Task objective
Every entry below must appear again, exactly as written.

(Data entries)
□ □ □

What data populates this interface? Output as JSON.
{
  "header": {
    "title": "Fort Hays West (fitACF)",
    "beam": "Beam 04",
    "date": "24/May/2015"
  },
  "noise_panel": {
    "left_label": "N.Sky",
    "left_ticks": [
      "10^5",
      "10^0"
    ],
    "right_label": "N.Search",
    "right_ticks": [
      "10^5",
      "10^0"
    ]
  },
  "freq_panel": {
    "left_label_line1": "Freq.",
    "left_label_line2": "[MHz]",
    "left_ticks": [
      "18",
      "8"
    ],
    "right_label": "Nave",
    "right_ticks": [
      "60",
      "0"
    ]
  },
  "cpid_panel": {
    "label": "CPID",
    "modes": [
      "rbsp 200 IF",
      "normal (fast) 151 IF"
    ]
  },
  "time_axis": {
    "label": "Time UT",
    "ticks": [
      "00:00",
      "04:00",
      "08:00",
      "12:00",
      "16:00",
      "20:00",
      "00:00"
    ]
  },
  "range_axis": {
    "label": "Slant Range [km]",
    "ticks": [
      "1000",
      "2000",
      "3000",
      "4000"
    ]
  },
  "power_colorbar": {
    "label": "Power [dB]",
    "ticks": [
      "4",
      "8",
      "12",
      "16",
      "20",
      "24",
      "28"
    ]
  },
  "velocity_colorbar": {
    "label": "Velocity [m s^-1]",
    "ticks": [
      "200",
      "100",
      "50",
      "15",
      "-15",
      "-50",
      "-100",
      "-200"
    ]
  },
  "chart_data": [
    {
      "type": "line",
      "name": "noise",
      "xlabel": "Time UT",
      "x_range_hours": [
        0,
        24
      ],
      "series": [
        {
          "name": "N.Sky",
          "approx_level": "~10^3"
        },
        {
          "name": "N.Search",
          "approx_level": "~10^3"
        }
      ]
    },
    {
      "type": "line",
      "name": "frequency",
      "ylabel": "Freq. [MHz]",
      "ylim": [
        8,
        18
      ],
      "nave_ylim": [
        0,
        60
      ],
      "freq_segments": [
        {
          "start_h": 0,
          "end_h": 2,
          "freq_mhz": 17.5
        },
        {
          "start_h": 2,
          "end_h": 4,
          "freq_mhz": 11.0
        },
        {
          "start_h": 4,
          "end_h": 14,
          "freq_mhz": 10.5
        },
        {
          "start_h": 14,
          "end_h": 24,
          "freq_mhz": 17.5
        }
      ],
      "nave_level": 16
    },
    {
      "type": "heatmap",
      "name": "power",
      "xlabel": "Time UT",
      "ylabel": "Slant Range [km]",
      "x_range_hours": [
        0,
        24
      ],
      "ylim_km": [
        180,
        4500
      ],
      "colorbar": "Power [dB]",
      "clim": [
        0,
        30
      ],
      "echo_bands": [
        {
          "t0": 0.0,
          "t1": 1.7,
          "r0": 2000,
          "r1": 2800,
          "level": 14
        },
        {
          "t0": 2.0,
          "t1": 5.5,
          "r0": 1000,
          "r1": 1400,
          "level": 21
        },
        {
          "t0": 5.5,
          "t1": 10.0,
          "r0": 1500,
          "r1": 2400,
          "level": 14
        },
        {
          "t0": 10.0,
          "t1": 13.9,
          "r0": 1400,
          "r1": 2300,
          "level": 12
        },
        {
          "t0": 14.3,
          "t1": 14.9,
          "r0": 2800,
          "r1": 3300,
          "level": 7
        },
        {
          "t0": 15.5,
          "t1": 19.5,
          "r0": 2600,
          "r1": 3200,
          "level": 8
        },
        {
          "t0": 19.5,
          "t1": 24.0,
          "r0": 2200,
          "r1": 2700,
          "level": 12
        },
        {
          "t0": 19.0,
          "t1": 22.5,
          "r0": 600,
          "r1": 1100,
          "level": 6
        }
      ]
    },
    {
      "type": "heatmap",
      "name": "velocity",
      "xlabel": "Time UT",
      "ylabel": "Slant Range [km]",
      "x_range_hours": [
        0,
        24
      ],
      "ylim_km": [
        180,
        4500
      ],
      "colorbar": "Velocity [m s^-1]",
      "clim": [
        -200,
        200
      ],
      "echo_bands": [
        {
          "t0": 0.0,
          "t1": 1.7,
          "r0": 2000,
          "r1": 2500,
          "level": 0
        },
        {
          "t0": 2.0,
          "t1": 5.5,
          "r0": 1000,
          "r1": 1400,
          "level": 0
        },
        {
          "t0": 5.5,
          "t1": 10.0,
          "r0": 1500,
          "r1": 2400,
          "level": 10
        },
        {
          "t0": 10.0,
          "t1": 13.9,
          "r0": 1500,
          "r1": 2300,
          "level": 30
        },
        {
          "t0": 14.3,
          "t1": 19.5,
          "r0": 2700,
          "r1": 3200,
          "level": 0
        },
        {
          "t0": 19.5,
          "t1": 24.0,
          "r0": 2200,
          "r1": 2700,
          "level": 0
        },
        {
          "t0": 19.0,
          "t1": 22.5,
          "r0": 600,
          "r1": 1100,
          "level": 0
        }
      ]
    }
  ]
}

□ □ □

Finished task
What data populates this interface? Output as JSON.
{
  "header": {
    "title": "Fort Hays West (fitACF)",
    "beam": "Beam 04",
    "date": "24/May/2015"
  },
  "noise_panel": {
    "left_label": "N.Sky",
    "left_ticks": [
      "10^5",
      "10^0"
    ],
    "right_label": "N.Search",
    "right_ticks": [
      "10^5",
      "10^0"
    ]
  },
  "freq_panel": {
    "left_label_line1": "Freq.",
    "left_label_line2": "[MHz]",
    "left_ticks": [
      "18",
      "8"
    ],
    "right_label": "Nave",
    "right_ticks": [
      "60",
      "0"
    ]
  },
  "cpid_panel": {
    "label": "CPID",
    "modes": [
      "rbsp 200 IF",
      "normal (fast) 151 IF"
    ]
  },
  "time_axis": {
    "label": "Time UT",
    "ticks": [
      "00:00",
      "04:00",
      "08:00",
      "12:00",
      "16:00",
      "20:00",
      "00:00"
    ]
  },
  "range_axis": {
    "label": "Slant Range [km]",
    "ticks": [
      "1000",
      "2000",
      "3000",
      "4000"
    ]
  },
  "power_colorbar": {
    "label": "Power [dB]",
    "ticks": [
      "4",
      "8",
      "12",
      "16",
      "20",
      "24",
      "28"
    ]
  },
  "velocity_colorbar": {
    "label": "Velocity [m s^-1]",
    "ticks": [
      "200",
      "100",
      "50",
      "15",
      "-15",
      "-50",
      "-100",
      "-200"
    ]
  },
  "chart_data": [
    {
      "type": "line",
      "name": "noise",
      "xlabel": "Time UT",
      "x_range_hours": [
        0,
        24
      ],
      "series": [
        {
          "name": "N.Sky",
          "approx_level": "~10^3"
        },
        {
          "name": "N.Search",
          "approx_level": "~10^3"
        }
      ]
    },
    {
      "type": "line",
      "name": "frequency",
      "ylabel": "Freq. [MHz]",
      "ylim": [
        8,
        18
      ],
      "nave_ylim": [
        0,
        60
      ],
      "freq_segments": [
        {
          "start_h": 0,
          "end_h": 2,
          "freq_mhz": 17.5
        },
        {
          "start_h": 2,
          "end_h": 4,
          "freq_mhz": 11.0
        },
        {
          "start_h": 4,
          "end_h": 14,
          "freq_mhz": 10.5
        },
        {
          "start_h": 14,
          "end_h": 24,
          "freq_mhz": 17.5
        }
      ],
      "nave_level": 16
    },
    {
      "type": "heatmap",
      "name": "power",
      "xlabel": "Time UT",
      "ylabel": "Slant Range [km]",
      "x_range_hours": [
        0,
        24
      ],
      "ylim_km": [
        180,
        4500
      ],
      "colorbar": "Power [dB]",
      "clim": [
        0,
        30
      ],
      "echo_bands": [
        {
          "t0": 0.0,
          "t1": 1.7,
          "r0": 2000,
          "r1": 2800,
          "level": 14
        },
        {
          "t0": 2.0,
          "t1": 5.5,
          "r0": 1000,
          "r1": 1400,
          "level": 21
        },
        {
          "t0": 5.5,
          "t1": 10.0,
          "r0": 1500,
          "r1": 2400,
          "level": 14
        },
        {
          "t0": 10.0,
          "t1": 13.9,
          "r0": 1400,
          "r1": 2300,
          "level": 12
        },
        {
          "t0": 14.3,
          "t1": 14.9,
          "r0": 2800,
          "r1": 3300,
          "level": 7
        },
        {
          "t0": 15.5,
          "t1": 19.5,
          "r0": 2600,
          "r1": 3200,
          "level": 8
        },
        {
          "t0": 19.5,
          "t1": 24.0,
          "r0": 2200,
          "r1": 2700,
          "level": 12
        },
        {
          "t0": 19.0,
          "t1": 22.5,
          "r0": 600,
          "r1": 1100,
          "level": 6
        }
      ]
    },
    {
      "type": "heatmap",
      "name": "velocity",
      "xlabel": "Time UT",
      "ylabel": "Slant Range [km]",
      "x_range_hours": [
        0,
        24
      ],
      "ylim_km": [
        180,
        4500
      ],
      "colorbar": "Velocity [m s^-1]",
      "clim": [
        -200,
        200
      ],
      "echo_bands": [
        {
          "t0": 0.0,
          "t1": 1.7,
          "r0": 2000,
          "r1": 2500,
          "level": 0
        },
        {
          "t0": 2.0,
          "t1": 5.5,
          "r0": 1000,
          "r1": 1400,
          "level": 0
        },
        {
          "t0": 5.5,
          "t1": 10.0,
          "r0": 1500,
          "r1": 2400,
          "level": 10
        },
        {
          "t0": 10.0,
          "t1": 13.9,
          "r0": 1500,
          "r1": 2300,
          "level": 30
        },
        {
          "t0": 14.3,
          "t1": 19.5,
          "r0": 2700,
          "r1": 3200,
          "level": 0
        },
        {
          "t0": 19.5,
          "t1": 24.0,
          "r0": 2200,
          "r1": 2700,
          "level": 0
        },
        {
          "t0": 19.0,
          "t1": 22.5,
          "r0": 600,
          "r1": 1100,
          "level": 0
        }
      ]
    }
  ]
}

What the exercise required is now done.